(GIVEN PROBLEM) Copy out the listing that follows exactly, dropping every picture.

* * *

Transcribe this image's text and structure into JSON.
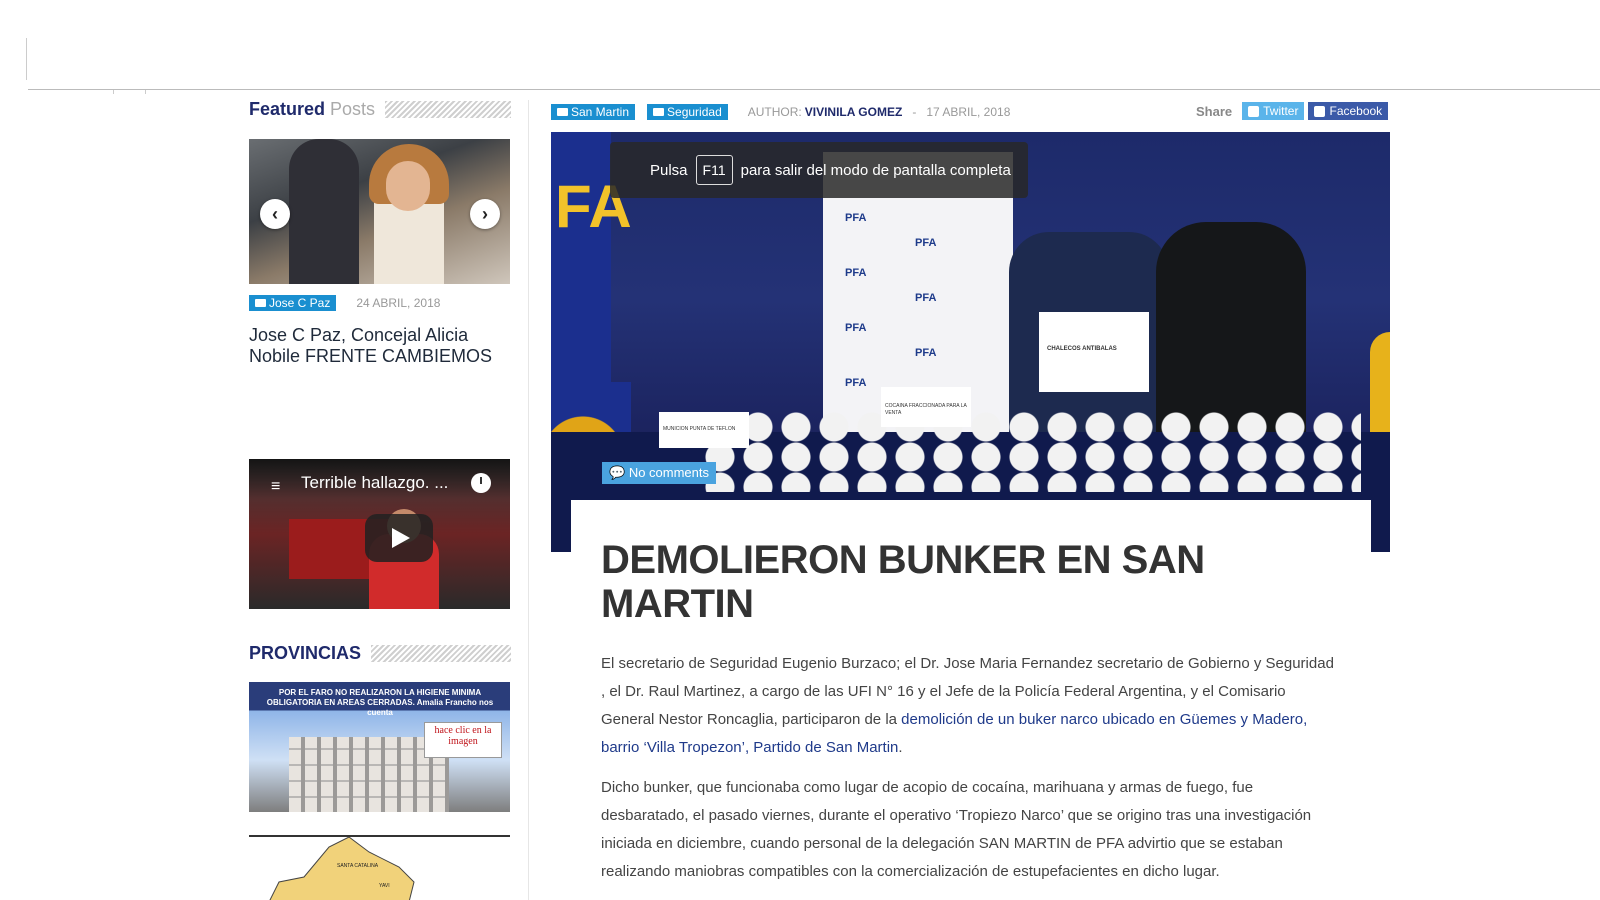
{
  "sidebar": {
    "featured_title_bold": "Featured",
    "featured_title_light": "Posts",
    "featured_post": {
      "category": "Jose C Paz",
      "date": "24 ABRIL, 2018",
      "title": "Jose C Paz, Concejal Alicia Nobile FRENTE CAMBIEMOS"
    },
    "video": {
      "title": "Terrible hallazgo. ..."
    },
    "provincias_title": "PROVINCIAS",
    "provincias_banner": "POR EL FARO NO REALIZARON LA HIGIENE MINIMA OBLIGATORIA EN AREAS CERRADAS. Amalia Francho nos cuenta",
    "provincias_click": "hace clic en la imagen",
    "map_labels": [
      "SANTA CATALINA",
      "YAVI"
    ]
  },
  "article": {
    "categories": [
      "San Martin",
      "Seguridad"
    ],
    "author_label": "AUTHOR:",
    "author_name": "VIVINILA GOMEZ",
    "separator": "-",
    "date": "17 ABRIL, 2018",
    "share_label": "Share",
    "share_twitter": "Twitter",
    "share_facebook": "Facebook",
    "fullscreen_pre": "Pulsa",
    "fullscreen_key": "F11",
    "fullscreen_post": "para salir del modo de pantalla completa",
    "comments": "No comments",
    "title": "DEMOLIERON BUNKER EN SAN MARTIN",
    "p1_start": "El secretario de Seguridad Eugenio Burzaco;  el  Dr. Jose Maria Fernandez  secretario de Gobierno y Seguridad , el Dr. Raul Martinez, a cargo de las UFI N° 16 y el Jefe de la Policía Federal Argentina,  y el Comisario General Nestor Roncaglia, participaron de la ",
    "p1_link": "demolición de un buker narco ubicado en Güemes y Madero, barrio ‘Villa Tropezon’, Partido de San Martin",
    "p1_end": ".",
    "p2": "Dicho bunker, que funcionaba como lugar de acopio de cocaína, marihuana y armas de fuego, fue desbaratado, el pasado viernes, durante el operativo ‘Tropiezo Narco’ que se origino tras una investigación iniciada en diciembre, cuando personal de la delegación SAN MARTIN de PFA advirtio que se estaban realizando maniobras compatibles con la comercialización de estupefacientes en dicho lugar."
  },
  "hero_texts": {
    "pfa_left": "FA",
    "backdrop_logo": "PFA",
    "vest_sign": "CHALECOS ANTIBALAS",
    "label_a": "MUNICION PUNTA DE TEFLON",
    "label_b": "COCAINA FRACCIONADA PARA LA VENTA"
  },
  "colors": {
    "accent_blue": "#1a8fd0",
    "title_navy": "#1f2a6b",
    "twitter": "#5ab4ea",
    "facebook": "#3b5aa8"
  }
}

* * *

(WORKED ANSWER)
Transcribe this image's text and structure into JSON.
{
  "sidebar": {
    "featured_title_bold": "Featured",
    "featured_title_light": "Posts",
    "featured_post": {
      "category": "Jose C Paz",
      "date": "24 ABRIL, 2018",
      "title": "Jose C Paz, Concejal Alicia Nobile FRENTE CAMBIEMOS"
    },
    "video": {
      "title": "Terrible hallazgo. ..."
    },
    "provincias_title": "PROVINCIAS",
    "provincias_banner": "POR EL FARO NO REALIZARON LA HIGIENE MINIMA OBLIGATORIA EN AREAS CERRADAS. Amalia Francho nos cuenta",
    "provincias_click": "hace clic en la imagen",
    "map_labels": [
      "SANTA CATALINA",
      "YAVI"
    ]
  },
  "article": {
    "categories": [
      "San Martin",
      "Seguridad"
    ],
    "author_label": "AUTHOR:",
    "author_name": "VIVINILA GOMEZ",
    "separator": "-",
    "date": "17 ABRIL, 2018",
    "share_label": "Share",
    "share_twitter": "Twitter",
    "share_facebook": "Facebook",
    "fullscreen_pre": "Pulsa",
    "fullscreen_key": "F11",
    "fullscreen_post": "para salir del modo de pantalla completa",
    "comments": "No comments",
    "title": "DEMOLIERON BUNKER EN SAN MARTIN",
    "p1_start": "El secretario de Seguridad Eugenio Burzaco;  el  Dr. Jose Maria Fernandez  secretario de Gobierno y Seguridad , el Dr. Raul Martinez, a cargo de las UFI N° 16 y el Jefe de la Policía Federal Argentina,  y el Comisario General Nestor Roncaglia, participaron de la ",
    "p1_link": "demolición de un buker narco ubicado en Güemes y Madero, barrio ‘Villa Tropezon’, Partido de San Martin",
    "p1_end": ".",
    "p2": "Dicho bunker, que funcionaba como lugar de acopio de cocaína, marihuana y armas de fuego, fue desbaratado, el pasado viernes, durante el operativo ‘Tropiezo Narco’ que se origino tras una investigación iniciada en diciembre, cuando personal de la delegación SAN MARTIN de PFA advirtio que se estaban realizando maniobras compatibles con la comercialización de estupefacientes en dicho lugar."
  },
  "hero_texts": {
    "pfa_left": "FA",
    "backdrop_logo": "PFA",
    "vest_sign": "CHALECOS ANTIBALAS",
    "label_a": "MUNICION PUNTA DE TEFLON",
    "label_b": "COCAINA FRACCIONADA PARA LA VENTA"
  },
  "colors": {
    "accent_blue": "#1a8fd0",
    "title_navy": "#1f2a6b",
    "twitter": "#5ab4ea",
    "facebook": "#3b5aa8"
  }
}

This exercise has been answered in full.